SPOUSE CAN DISPOSE HIS OR HER PROPERTY BY WILL/  TESTAMENTARY DISPOSITION TO WHOMEVER HE OR SHE CHOOSES:  CHIGWADA vs CHIGWADA &2 ORS SC 188/2020

 By Chipo Mahlangu* 

1. Background  

On the 28th December 2020 the Supreme Court of Zimbabwe, the  highest Appellate Court in the country delivered a critical judgment  involving testamentary disposition of properties in terms of the  Zimbabwean laws thus putting to rest the question whether or not there  is a law which binds a spouse desirous of disposing his or her estate by  will to leave the property to the surviving spouse. 

Previously, the High Court had given conflicting judgments with the  first school of thought holding that in a testamentary disposition of  property a spouse can dispose his or her property to whomsoever he or  she wishes.

It held that it would be absurd to allow a spouse to dispose  of his or her property during her lifetime but take away that power from  him or her to dispose it by will.1 

On the other hand, other decisions from the same court emerged which  held that section 5(3) (a) of the Wills Act [Chapter 6:06] prohibits a  testator (spouse) from disinheriting a surviving spouse.

The reasoning  behind these decisions was based on the assumption that the surviving  spouse has a “right of inheritance” emanating from section 5(3) of the  Wills Act as well as section 3A of the Deceased Estates Succession Act.2 

It was further argued in these line of cases that a will that disinherited a surviving spouse was in contravention of section 26 of the  Constitution which recognizes equality of spouses during marriage and  at dissolution either through death or divorce.

(Data for processing)
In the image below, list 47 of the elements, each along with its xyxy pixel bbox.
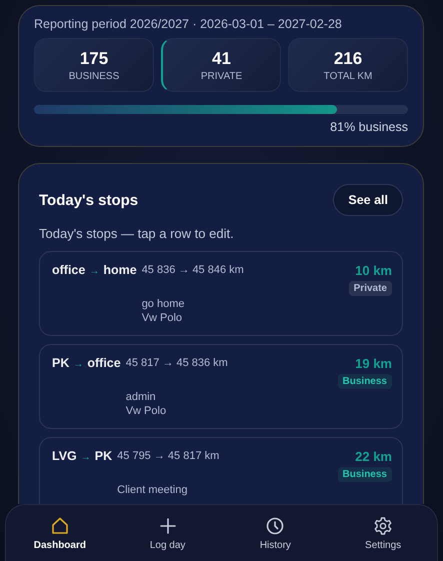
stat-value: 41 [212, 48, 231, 68]
stop-row[interactable]: PK → office 45 817 → 45 836 km admin Vw Polo 19 km Business [39, 344, 403, 429]
stat-label: TOTAL KM [324, 70, 372, 82]
to-place: office [87, 356, 121, 370]
from-place: office [52, 263, 86, 277]
card-hint: Today's stops — tap a row to edit. [39, 226, 235, 241]
stop-row[interactable]: office → home 45 836 → 45 846 km go home Vw Polo 10 km Private [39, 251, 403, 336]
arrow: → [73, 359, 84, 370]
to-place: home [103, 263, 137, 277]
stat-value: 175 [80, 48, 108, 68]
arrow: → [80, 452, 91, 463]
stat-label: BUSINESS [68, 70, 120, 82]
from-place: LVG [52, 449, 77, 463]
nav-tab[interactable]: Settings [329, 514, 437, 552]
trip-note: Client meeting [117, 484, 188, 496]
from-place: PK [52, 356, 70, 370]
trip-note: go home [142, 298, 186, 310]
home-icon [50, 516, 70, 536]
clock-icon [265, 516, 286, 536]
stat-tile[interactable]: 216 TOTAL KM [288, 38, 408, 92]
nav-tab[interactable]: Dashboard [6, 514, 114, 552]
nav-tab[interactable]: History [222, 514, 330, 552]
stat-value: 216 [334, 48, 362, 68]
vehicle-name: Vw Polo [142, 312, 184, 324]
category-tag: Business [338, 374, 392, 389]
plus-icon [158, 516, 178, 536]
odometer-range: 45 836 → 45 846 km [142, 264, 244, 276]
distance: 19 km [355, 356, 392, 371]
stat-tile[interactable]: 175 BUSINESS [34, 38, 154, 92]
nav-tab[interactable]: Log day [114, 514, 222, 552]
business-share: 81% business [329, 120, 408, 134]
arrow: → [89, 266, 100, 277]
to-place: PK [94, 449, 112, 463]
see-all-button[interactable]: See all [333, 184, 403, 216]
category-tag: Business [338, 467, 392, 482]
distance: 22 km [355, 449, 392, 464]
odometer-range: 45 817 → 45 836 km [126, 357, 228, 369]
category-tag: Private [348, 281, 392, 296]
card-title: Today's stops [39, 192, 138, 208]
stat-label: PRIVATE [200, 70, 242, 82]
distance: 10 km [355, 263, 392, 278]
stat-tile[interactable]: 41 PRIVATE [161, 38, 281, 92]
vehicle-name: Vw Polo [126, 405, 168, 417]
odometer-range: 45 795 → 45 817 km [117, 450, 220, 462]
trip-note: admin [126, 391, 157, 403]
reporting-period: Reporting period 2026/2027 · 2026-03-01 – 2027-02-28 [34, 17, 343, 31]
settings-icon [373, 516, 394, 536]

(What this exercise asks)
- a) In the records, begin at the line that has "stat-value: 41 [212, 48, 231, 68]" and stop after the line that has "business-share: 81% business", substituting "depot" for "office" in those lines and leaving everything else unchanged.
- b) Continue the article on the Chigwada will case after its last sentence.

(Results for the exercise)
- a)
stat-value: 41 [212, 48, 231, 68]
stop-row[interactable]: PK → depot 45 817 → 45 836 km admin Vw Polo 19 km Business [39, 344, 403, 429]
stat-label: TOTAL KM [324, 70, 372, 82]
to-place: depot [87, 356, 121, 370]
from-place: depot [52, 263, 86, 277]
card-hint: Today's stops — tap a row to edit. [39, 226, 235, 241]
stop-row[interactable]: depot → home 45 836 → 45 846 km go home Vw Polo 10 km Private [39, 251, 403, 336]
arrow: → [73, 359, 84, 370]
to-place: home [103, 263, 137, 277]
stat-value: 175 [80, 48, 108, 68]
arrow: → [80, 452, 91, 463]
stat-label: BUSINESS [68, 70, 120, 82]
from-place: LVG [52, 449, 77, 463]
nav-tab[interactable]: Settings [329, 514, 437, 552]
trip-note: Client meeting [117, 484, 188, 496]
from-place: PK [52, 356, 70, 370]
trip-note: go home [142, 298, 186, 310]
home-icon [50, 516, 70, 536]
clock-icon [265, 516, 286, 536]
stat-tile[interactable]: 216 TOTAL KM [288, 38, 408, 92]
nav-tab[interactable]: Dashboard [6, 514, 114, 552]
nav-tab[interactable]: History [222, 514, 330, 552]
stat-value: 216 [334, 48, 362, 68]
vehicle-name: Vw Polo [142, 312, 184, 324]
category-tag: Business [338, 374, 392, 389]
plus-icon [158, 516, 178, 536]
odometer-range: 45 836 → 45 846 km [142, 264, 244, 276]
distance: 19 km [355, 356, 392, 371]
stat-tile[interactable]: 175 BUSINESS [34, 38, 154, 92]
nav-tab[interactable]: Log day [114, 514, 222, 552]
business-share: 81% business [329, 120, 408, 134]

- b)
So important was the question such that a five-member bench of the  Supreme Court had to be constituted to answer the decisive question  once and for all.  

2. Facts of the case 

The 1st Respondent (Penelope Chigwada) was married to the late Aaron  Chigwada in terms of the Marriage Act [Chapter 5:11]. Before marrying  the 1st Respondent, the deceased had been married to Appellant’s  mother and they had divorced. The deceased had six children with his  first wife, the Appellant being the fifth and youngest son. 

The house in question was however acquired by the deceased and his  second wife (1st Respondent) and it was registered in their joint names  as husband and wife. It was their matrimonial home. Each spouse  owned half of the beneficial interest in the house. 

The deceased died on the 19th July 2011 and a will surfaced wherein he  had bequeathed his half share of the beneficial interest in the  immovable property to his son, the Appellant.

The surviving spouse  then approached the High Court seeking to nullify the will challenging  the right of the Appellant (son to the deceased) to inherit the half share  of the beneficial interest in the immovable property left to him by the  deceased in terms of the will. 

The High Court concluded that a spouse is bound to dispose his  property /estate by a will to his wife or husband and thus a will disposing property to a person other than the surviving spouse was void. It sought to rely on section 3A of the Deceased Estates  Succession Act and section 5(3) (a) of the Wills Act. 

The Supreme Court held that the High Court had erred. 

3. The position of the law as confirmed by the Supreme Court on the  28th December 2020 

The following was the take-away from this ground-breaking Judgment. 

3.1. Since 1929 marriages in Zimbabwe are out of community of property.  Spouses in a marriage out of community of property are legally entitled  to own and dispose of property in their individual capacities.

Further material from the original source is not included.